=== Written exercise ===
Quote the listing below in full and exactly as written, but omit every picture.

=== Dataset rows ===
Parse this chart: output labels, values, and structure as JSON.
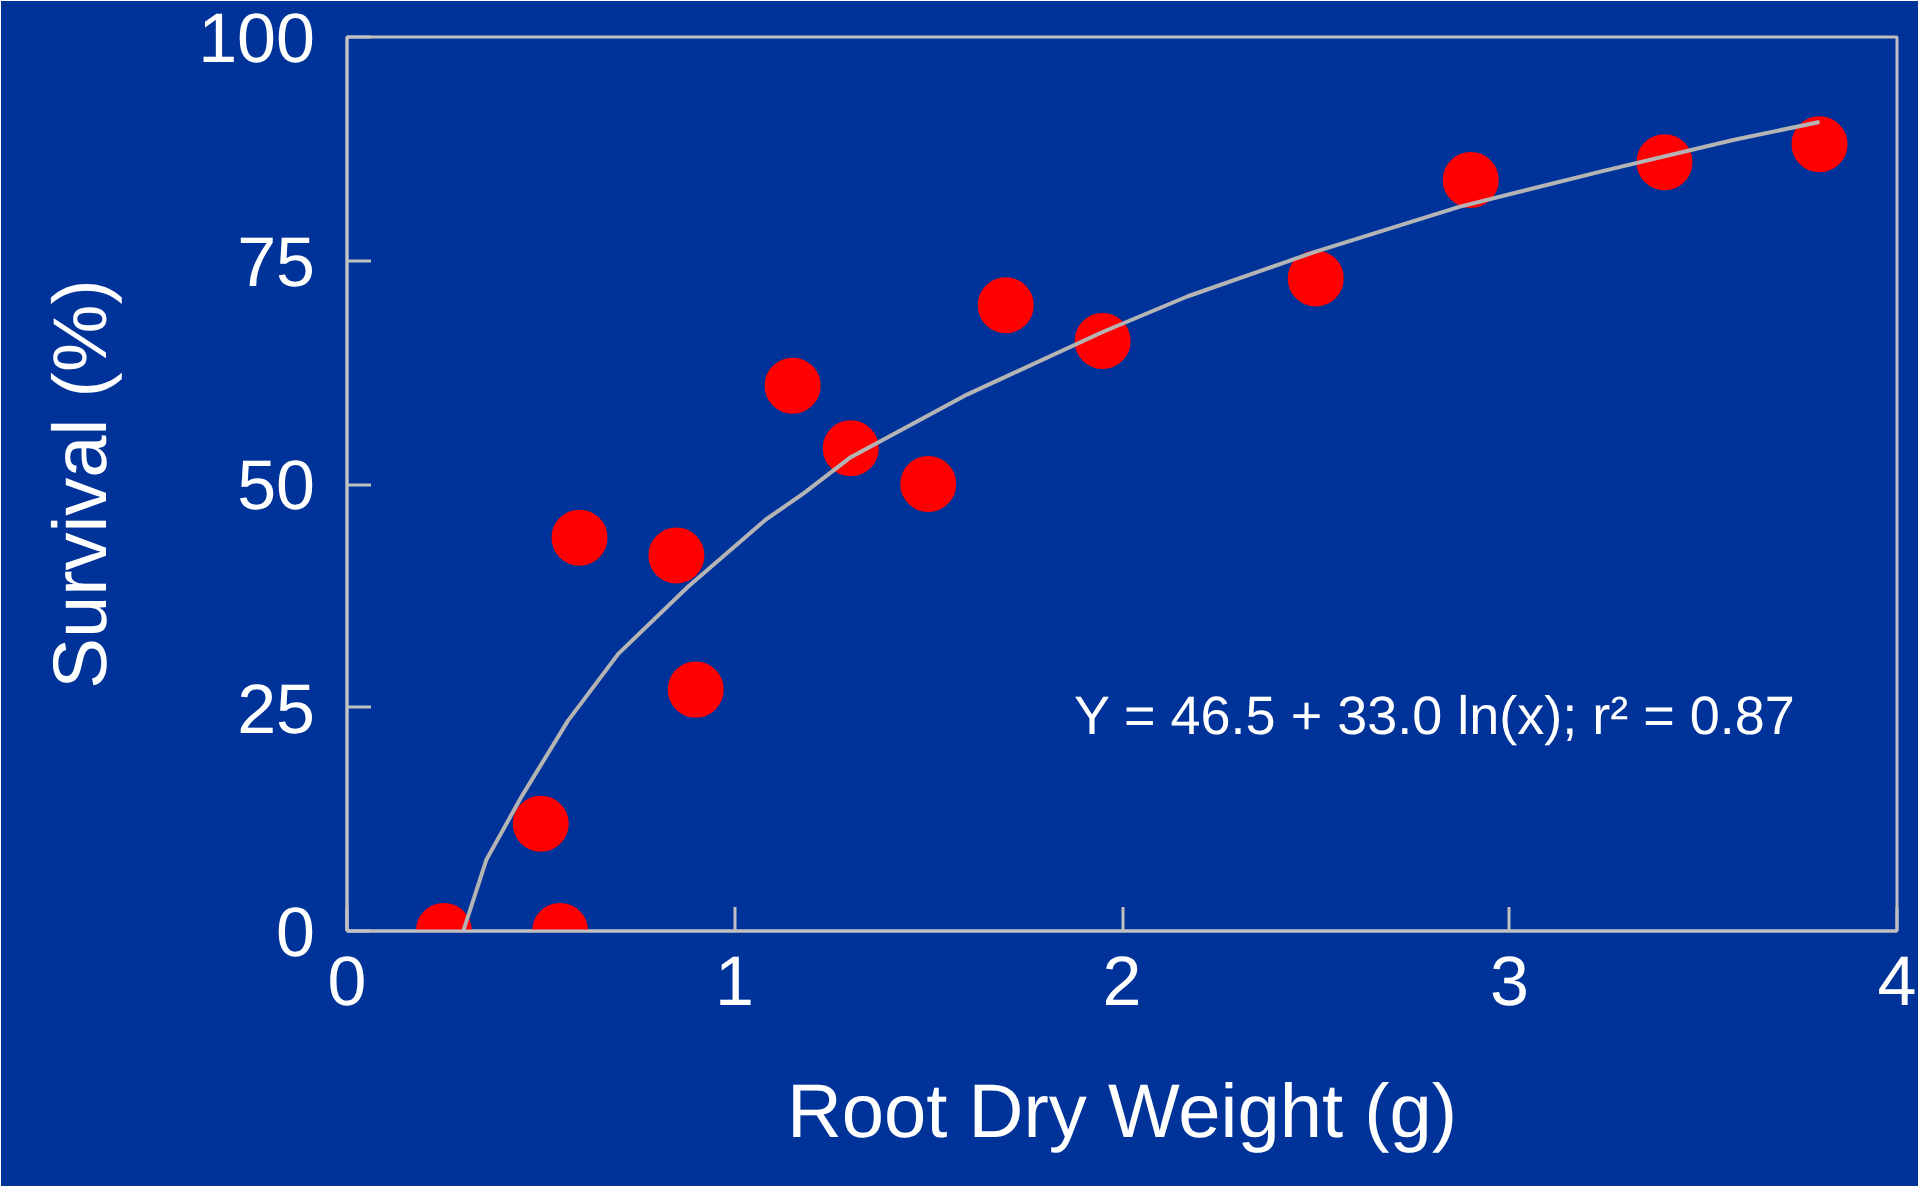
{
  "chart_data": {
    "type": "scatter",
    "xlabel": "Root Dry Weight (g)",
    "ylabel": "Survival (%)",
    "xlim": [
      0,
      4
    ],
    "ylim": [
      0,
      100
    ],
    "xticks": [
      0,
      1,
      2,
      3,
      4
    ],
    "yticks": [
      0,
      25,
      50,
      75,
      100
    ],
    "marker": "circle",
    "annotations": [
      "Y = 46.5 + 33.0 ln(x); r² = 0.87"
    ],
    "series": [
      {
        "color": "#ff0000",
        "x": [
          0.25,
          0.5,
          0.55,
          0.6,
          0.85,
          0.9,
          1.15,
          1.3,
          1.5,
          1.7,
          1.95,
          2.5,
          2.9,
          3.4,
          3.8
        ],
        "values": [
          0,
          12,
          0,
          44,
          42,
          27,
          61,
          54,
          50,
          70,
          66,
          73,
          84,
          86,
          88
        ]
      },
      {
        "type": "line",
        "color": "#b4b4b4",
        "marker": "none",
        "x": [
          0.3,
          0.36,
          0.45,
          0.57,
          0.7,
          0.88,
          1.08,
          1.18,
          1.3,
          1.6,
          1.95,
          2.17,
          2.5,
          2.87,
          3.24,
          3.58,
          3.8
        ],
        "values": [
          0,
          8,
          15,
          23.5,
          31,
          38.5,
          46,
          49,
          53,
          60,
          67,
          71,
          76,
          81,
          85,
          88.5,
          90.5
        ]
      }
    ]
  }
}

=== Complete answer ===
Parse this chart: output labels, values, and structure as JSON.
{
  "chart_data": {
    "type": "scatter",
    "xlabel": "Root Dry Weight (g)",
    "ylabel": "Survival (%)",
    "xlim": [
      0,
      4
    ],
    "ylim": [
      0,
      100
    ],
    "xticks": [
      0,
      1,
      2,
      3,
      4
    ],
    "yticks": [
      0,
      25,
      50,
      75,
      100
    ],
    "marker": "circle",
    "annotations": [
      "Y = 46.5 + 33.0 ln(x); r² = 0.87"
    ],
    "series": [
      {
        "color": "#ff0000",
        "x": [
          0.25,
          0.5,
          0.55,
          0.6,
          0.85,
          0.9,
          1.15,
          1.3,
          1.5,
          1.7,
          1.95,
          2.5,
          2.9,
          3.4,
          3.8
        ],
        "values": [
          0,
          12,
          0,
          44,
          42,
          27,
          61,
          54,
          50,
          70,
          66,
          73,
          84,
          86,
          88
        ]
      },
      {
        "type": "line",
        "color": "#b4b4b4",
        "marker": "none",
        "x": [
          0.3,
          0.36,
          0.45,
          0.57,
          0.7,
          0.88,
          1.08,
          1.18,
          1.3,
          1.6,
          1.95,
          2.17,
          2.5,
          2.87,
          3.24,
          3.58,
          3.8
        ],
        "values": [
          0,
          8,
          15,
          23.5,
          31,
          38.5,
          46,
          49,
          53,
          60,
          67,
          71,
          76,
          81,
          85,
          88.5,
          90.5
        ]
      }
    ]
  }
}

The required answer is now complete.